Direction: Pull out every line with the word "Reduction" from the entries below.

Records that describe figures:
☆ ☆ ☆ ☆ ☆
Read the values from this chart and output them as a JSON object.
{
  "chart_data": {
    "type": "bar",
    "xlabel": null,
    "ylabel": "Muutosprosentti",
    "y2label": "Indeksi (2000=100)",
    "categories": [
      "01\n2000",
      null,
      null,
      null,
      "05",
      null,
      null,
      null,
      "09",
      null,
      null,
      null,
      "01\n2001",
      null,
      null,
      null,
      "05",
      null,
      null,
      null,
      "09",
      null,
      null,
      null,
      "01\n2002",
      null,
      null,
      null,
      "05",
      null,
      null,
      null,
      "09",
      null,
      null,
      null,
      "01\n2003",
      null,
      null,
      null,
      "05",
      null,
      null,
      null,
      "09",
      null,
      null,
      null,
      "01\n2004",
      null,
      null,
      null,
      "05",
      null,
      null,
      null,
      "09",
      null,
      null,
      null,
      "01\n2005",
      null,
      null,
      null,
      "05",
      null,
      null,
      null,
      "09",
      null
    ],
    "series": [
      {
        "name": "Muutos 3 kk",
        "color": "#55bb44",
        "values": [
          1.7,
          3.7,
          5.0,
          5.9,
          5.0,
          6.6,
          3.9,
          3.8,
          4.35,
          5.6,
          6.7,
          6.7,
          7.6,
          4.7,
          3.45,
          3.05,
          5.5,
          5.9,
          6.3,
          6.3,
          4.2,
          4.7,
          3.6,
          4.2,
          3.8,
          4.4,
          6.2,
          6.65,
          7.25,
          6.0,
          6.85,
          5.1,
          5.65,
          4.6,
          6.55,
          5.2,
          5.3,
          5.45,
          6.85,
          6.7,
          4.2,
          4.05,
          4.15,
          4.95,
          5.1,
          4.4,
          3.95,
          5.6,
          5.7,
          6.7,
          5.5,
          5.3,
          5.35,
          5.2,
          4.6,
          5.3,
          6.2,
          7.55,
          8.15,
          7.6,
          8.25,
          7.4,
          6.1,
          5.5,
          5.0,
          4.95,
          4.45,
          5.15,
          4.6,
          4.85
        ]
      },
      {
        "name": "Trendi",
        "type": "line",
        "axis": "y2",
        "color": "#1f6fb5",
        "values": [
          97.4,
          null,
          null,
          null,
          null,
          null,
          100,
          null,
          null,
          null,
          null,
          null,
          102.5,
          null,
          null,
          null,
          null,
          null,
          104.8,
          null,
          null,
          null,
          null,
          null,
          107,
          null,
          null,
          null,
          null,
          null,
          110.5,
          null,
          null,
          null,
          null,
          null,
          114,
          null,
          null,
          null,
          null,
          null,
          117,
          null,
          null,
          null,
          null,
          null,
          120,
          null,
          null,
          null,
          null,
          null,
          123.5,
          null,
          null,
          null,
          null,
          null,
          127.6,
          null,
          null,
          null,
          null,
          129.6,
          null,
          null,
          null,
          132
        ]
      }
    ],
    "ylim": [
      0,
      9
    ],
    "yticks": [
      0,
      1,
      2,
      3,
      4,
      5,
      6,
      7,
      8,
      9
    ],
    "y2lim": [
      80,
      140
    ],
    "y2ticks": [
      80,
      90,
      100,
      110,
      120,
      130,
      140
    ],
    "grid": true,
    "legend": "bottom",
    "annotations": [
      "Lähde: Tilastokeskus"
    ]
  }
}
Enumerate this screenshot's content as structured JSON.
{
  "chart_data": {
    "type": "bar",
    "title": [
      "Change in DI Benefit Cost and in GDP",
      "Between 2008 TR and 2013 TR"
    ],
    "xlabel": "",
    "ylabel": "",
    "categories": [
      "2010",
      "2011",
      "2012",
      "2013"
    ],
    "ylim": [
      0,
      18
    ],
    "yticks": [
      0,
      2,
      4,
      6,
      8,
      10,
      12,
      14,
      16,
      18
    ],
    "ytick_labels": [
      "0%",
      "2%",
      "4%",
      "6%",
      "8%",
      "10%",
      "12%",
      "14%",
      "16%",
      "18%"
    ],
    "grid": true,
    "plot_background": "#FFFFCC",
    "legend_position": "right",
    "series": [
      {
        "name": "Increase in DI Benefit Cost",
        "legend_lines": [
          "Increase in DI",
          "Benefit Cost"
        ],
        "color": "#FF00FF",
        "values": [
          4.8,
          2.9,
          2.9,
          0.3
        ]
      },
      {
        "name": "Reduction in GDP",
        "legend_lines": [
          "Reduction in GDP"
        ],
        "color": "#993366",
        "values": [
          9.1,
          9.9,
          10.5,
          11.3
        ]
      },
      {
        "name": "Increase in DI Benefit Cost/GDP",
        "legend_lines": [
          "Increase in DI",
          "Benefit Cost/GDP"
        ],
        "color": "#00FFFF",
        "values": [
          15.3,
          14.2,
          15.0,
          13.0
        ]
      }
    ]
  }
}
☆ ☆ ☆ ☆ ☆
Expected output:
        "name": "Reduction in GDP",
          "Reduction in GDP"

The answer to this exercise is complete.